Given passage

.....

From: Joel Garry <joel-garry_at_home.com>
Date: 20 Oct 2005 14:53:24 -0700
Message-ID: <1129845204.059547.172900@g44g2000cwa.googlegroups.com>

Paul wrote:
> "Joel Garry" <joel-garry_at_home.com> wrote:
> From that site(*)
>
> ----------------
> Looking at :
> http://dev.mysql.com/doc/refman/5.0/en/innodb-multi-versioning.html
>
> "they [undo log records] can be discarded only after there is no
> transaction present for which InnoDB has assigned a snapshot that in a
> consistent read could need the information in the update undo log to
> build an earlier version of a database row."
>
> Suggests that, rather than throw the Ora-1555, Innodb will just keep
> growing the undo log.
>
> "Also, a deletion is treated internally as an update where a special
> bit in the row is set to mark it as deleted."... "Only when InnoDB can
> discard the update undo log record written for the deletion can it
> also physically remove the corresponding row and its index records
> from the database."
>
> The delete processing could offer performance improvements in some
> circumstances. Nothing that couldn't be duplicated outside of the
> standard database functionality. Don't know whether Oracle would have
> any interest in using it.
>
> I don't see that InnoDB has anything amazing on the surface that
> Oracle doesn't have. It is possible that under the hood there is some
> snazzy little algorithm or two which Oracle likes the look of (and
> since it is Open Source I'm sure that some-one at Oracle was paid to
> have a good look). Maybe even one that was worth the money for buying
> the company rather than a licensing arrangement.
>
> Maybe they just wanted to make sure that InnoDB MVCC stuff couldn't be
> licensed or bought up for inclusion in, for example, SQL Server.
> -------------------------
>
>
> Now take a look at
>
> http://www.ibphoenix.com/main.nfs?a=ibphoenix&page=ibp_mvcc_roman

Oh man, the redo is Oracle's Achilles heel, you lose it, you lose current transactions. From this description, even with the careful writes, you've distributed the heel throughout the body... yeesh. Two points to Oracle for allowing the ability to have only what is required to be mirrored to have to be. Maybe I'm not understanding, but with the described versioning, your file gets corrupt with the recovery info inside it, how could you automatically recover it? With Oracle, the data file gets corrupt, just restore what is necessary with RMAN (which can grab archived logs from a number of places as well as recover particular blocks). The redo gets corrupt - well, that's why you are supposed to have mirrored groups.

Somehow this reminds me of VMS file versioning and what a pain it could be (though I sure missed it for a long time in unix, even sort-of aliasing for it for a while).

>
>
> Note the (remarkable) similarity in language. Seems that Interbase has
> been doing this for 20 years.
>
>
> > Anyways, just having MVCC doesn't mean the implementation is good. I
> > have no clue about this other than how Oracle does it,
>
> Check out the URL, the article's title is "A not-so-very technical
> discussion of Multi Version Concurrency Control", so it's an
> easy-peasy read, and not too long, and with a better implementation
> than Oracle's.

.....

Provided data
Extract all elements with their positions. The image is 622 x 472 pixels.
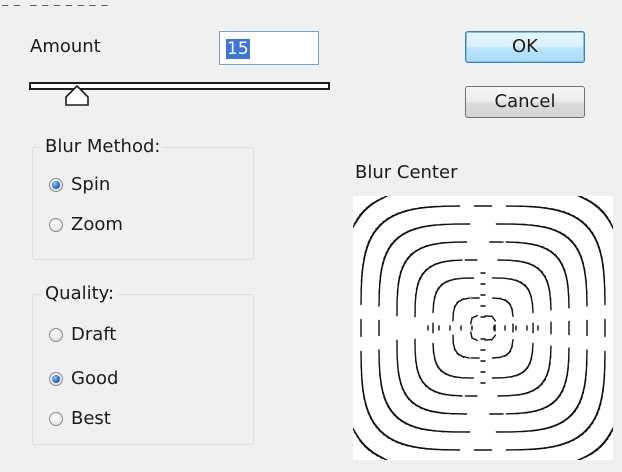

.....

Written instruction A
Answer these questions about the newsgroup post on InnoDB and Oracle:
(i) According to the quoted InnoDB documentation, how is a deletion treated internally?
(ii) What does the writer call Oracle's Achilles heel?
(iii) For how many years does the post say Interbase has been doing this?
Written instruction B
Carry on writing the newsgroup post on InnoDB and Oracle, starting after its final sentence.
The data has nothing to do with the newsgroup post about InnoDB and Oracle.

Task response A
(i) It is treated as an update in which a special bit in the row is set to mark it as deleted.
(ii) The redo.
(iii) 20 years.

Task response B
>
>
> > and that
> > SqlServer hasn't got it right yet. I would hope Interbase does it
> > right, too, which would help keep it out of the t*y category.
>
>
> Well, it's being doing that since day one. There is a lot of debate on
> the Interbase and Firebird groups as to why it/they are not taken more
> seriously on the overall db market (share is rumoured (difficult to
> get anybody who would be in a position to know to cough up real
> figures) to be 2%).
>
> There are perhaps two or three reasons for this.
>
> 1) FoxPro, dBase and Paradox - there were various wars between
> Ashton-Tate, Borland and the makers of FoxPro (later taken over by the
> Great Satan (tm)). Ashton-Tate purchased Interbase (previously Groton
> Database systems), but were more of a desktop db company than a
> fully-fledged db server company - basically Interbase, while not
> dropped, didn't receive the highest priority it could have.
>
> 2) Borland purchased Ashton-Tate. The desktop db war was still on, so
> Interbase was again neglected - not totally, but did not recieve
> "full-on" development focus.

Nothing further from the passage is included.